*Data rows:*
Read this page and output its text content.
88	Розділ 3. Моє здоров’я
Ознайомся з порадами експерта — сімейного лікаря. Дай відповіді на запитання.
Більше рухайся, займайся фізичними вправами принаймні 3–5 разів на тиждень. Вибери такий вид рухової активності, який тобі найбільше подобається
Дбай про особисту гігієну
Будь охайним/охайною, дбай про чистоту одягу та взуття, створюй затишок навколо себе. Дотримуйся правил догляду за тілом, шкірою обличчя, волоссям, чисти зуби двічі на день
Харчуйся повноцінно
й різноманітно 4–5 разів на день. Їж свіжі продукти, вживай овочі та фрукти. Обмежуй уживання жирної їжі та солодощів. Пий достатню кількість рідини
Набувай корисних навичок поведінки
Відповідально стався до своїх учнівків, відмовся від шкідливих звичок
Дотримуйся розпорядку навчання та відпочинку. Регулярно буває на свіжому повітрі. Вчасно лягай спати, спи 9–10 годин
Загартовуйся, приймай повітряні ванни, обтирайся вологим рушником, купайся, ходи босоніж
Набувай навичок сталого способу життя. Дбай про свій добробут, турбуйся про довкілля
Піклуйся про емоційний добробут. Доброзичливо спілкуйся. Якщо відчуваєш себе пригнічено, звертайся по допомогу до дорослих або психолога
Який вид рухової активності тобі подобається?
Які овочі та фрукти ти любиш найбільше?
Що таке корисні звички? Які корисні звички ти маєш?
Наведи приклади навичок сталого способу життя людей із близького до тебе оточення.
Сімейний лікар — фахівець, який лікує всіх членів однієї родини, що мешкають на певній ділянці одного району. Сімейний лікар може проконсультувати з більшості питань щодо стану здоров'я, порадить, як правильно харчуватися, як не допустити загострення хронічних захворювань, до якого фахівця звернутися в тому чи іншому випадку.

*The problem:* Extract from the material all lines containing the string "найбільше".

*Written answer:*
Більше рухайся, займайся фізичними вправами принаймні 3–5 разів на тиждень. Вибери такий вид рухової активності, який тобі найбільше подобається
Які овочі та фрукти ти любиш найбільше?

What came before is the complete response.